TASK: Restate the full listing word for word and leave the pictures out.

— start MATERIAL TO PROCESS —

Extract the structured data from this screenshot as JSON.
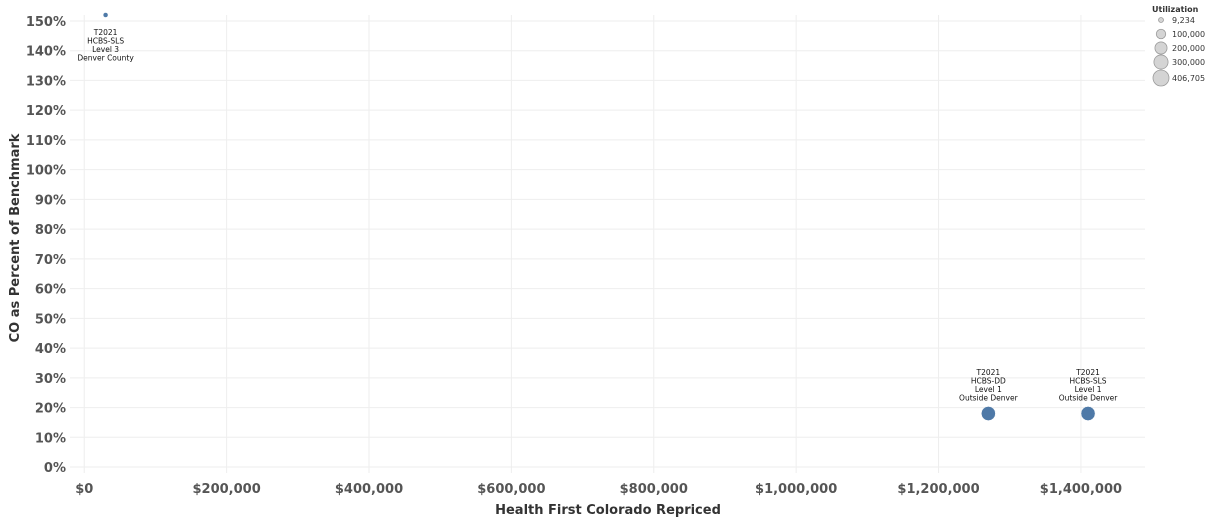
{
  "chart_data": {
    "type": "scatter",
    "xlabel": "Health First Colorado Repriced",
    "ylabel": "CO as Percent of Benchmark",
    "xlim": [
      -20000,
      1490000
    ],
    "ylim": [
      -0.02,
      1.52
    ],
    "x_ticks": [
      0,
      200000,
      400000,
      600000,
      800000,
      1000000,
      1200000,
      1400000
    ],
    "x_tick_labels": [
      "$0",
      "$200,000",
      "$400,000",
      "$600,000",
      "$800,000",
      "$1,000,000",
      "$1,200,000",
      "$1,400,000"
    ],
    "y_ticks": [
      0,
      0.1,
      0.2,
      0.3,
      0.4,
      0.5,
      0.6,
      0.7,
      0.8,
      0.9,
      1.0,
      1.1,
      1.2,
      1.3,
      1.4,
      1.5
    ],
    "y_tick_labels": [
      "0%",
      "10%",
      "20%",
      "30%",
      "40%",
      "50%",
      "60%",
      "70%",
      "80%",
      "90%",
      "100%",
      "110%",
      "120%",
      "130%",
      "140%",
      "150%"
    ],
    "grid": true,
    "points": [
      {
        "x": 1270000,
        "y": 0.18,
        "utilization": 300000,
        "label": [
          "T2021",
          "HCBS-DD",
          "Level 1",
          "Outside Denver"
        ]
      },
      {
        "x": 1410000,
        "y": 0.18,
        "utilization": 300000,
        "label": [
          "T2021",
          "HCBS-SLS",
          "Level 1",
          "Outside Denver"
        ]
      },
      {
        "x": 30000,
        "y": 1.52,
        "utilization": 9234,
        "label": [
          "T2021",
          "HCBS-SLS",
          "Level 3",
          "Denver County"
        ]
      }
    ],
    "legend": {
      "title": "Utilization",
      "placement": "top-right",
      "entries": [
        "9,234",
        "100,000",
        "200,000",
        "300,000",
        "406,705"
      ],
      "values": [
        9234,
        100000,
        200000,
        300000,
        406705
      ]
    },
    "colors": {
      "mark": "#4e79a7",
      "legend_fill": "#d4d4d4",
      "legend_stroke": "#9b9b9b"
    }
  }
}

— end MATERIAL TO PROCESS —

RESPONSE:
Extract the structured data from this screenshot as JSON.
{
  "chart_data": {
    "type": "scatter",
    "xlabel": "Health First Colorado Repriced",
    "ylabel": "CO as Percent of Benchmark",
    "xlim": [
      -20000,
      1490000
    ],
    "ylim": [
      -0.02,
      1.52
    ],
    "x_ticks": [
      0,
      200000,
      400000,
      600000,
      800000,
      1000000,
      1200000,
      1400000
    ],
    "x_tick_labels": [
      "$0",
      "$200,000",
      "$400,000",
      "$600,000",
      "$800,000",
      "$1,000,000",
      "$1,200,000",
      "$1,400,000"
    ],
    "y_ticks": [
      0,
      0.1,
      0.2,
      0.3,
      0.4,
      0.5,
      0.6,
      0.7,
      0.8,
      0.9,
      1.0,
      1.1,
      1.2,
      1.3,
      1.4,
      1.5
    ],
    "y_tick_labels": [
      "0%",
      "10%",
      "20%",
      "30%",
      "40%",
      "50%",
      "60%",
      "70%",
      "80%",
      "90%",
      "100%",
      "110%",
      "120%",
      "130%",
      "140%",
      "150%"
    ],
    "grid": true,
    "points": [
      {
        "x": 1270000,
        "y": 0.18,
        "utilization": 300000,
        "label": [
          "T2021",
          "HCBS-DD",
          "Level 1",
          "Outside Denver"
        ]
      },
      {
        "x": 1410000,
        "y": 0.18,
        "utilization": 300000,
        "label": [
          "T2021",
          "HCBS-SLS",
          "Level 1",
          "Outside Denver"
        ]
      },
      {
        "x": 30000,
        "y": 1.52,
        "utilization": 9234,
        "label": [
          "T2021",
          "HCBS-SLS",
          "Level 3",
          "Denver County"
        ]
      }
    ],
    "legend": {
      "title": "Utilization",
      "placement": "top-right",
      "entries": [
        "9,234",
        "100,000",
        "200,000",
        "300,000",
        "406,705"
      ],
      "values": [
        9234,
        100000,
        200000,
        300000,
        406705
      ]
    },
    "colors": {
      "mark": "#4e79a7",
      "legend_fill": "#d4d4d4",
      "legend_stroke": "#9b9b9b"
    }
  }
}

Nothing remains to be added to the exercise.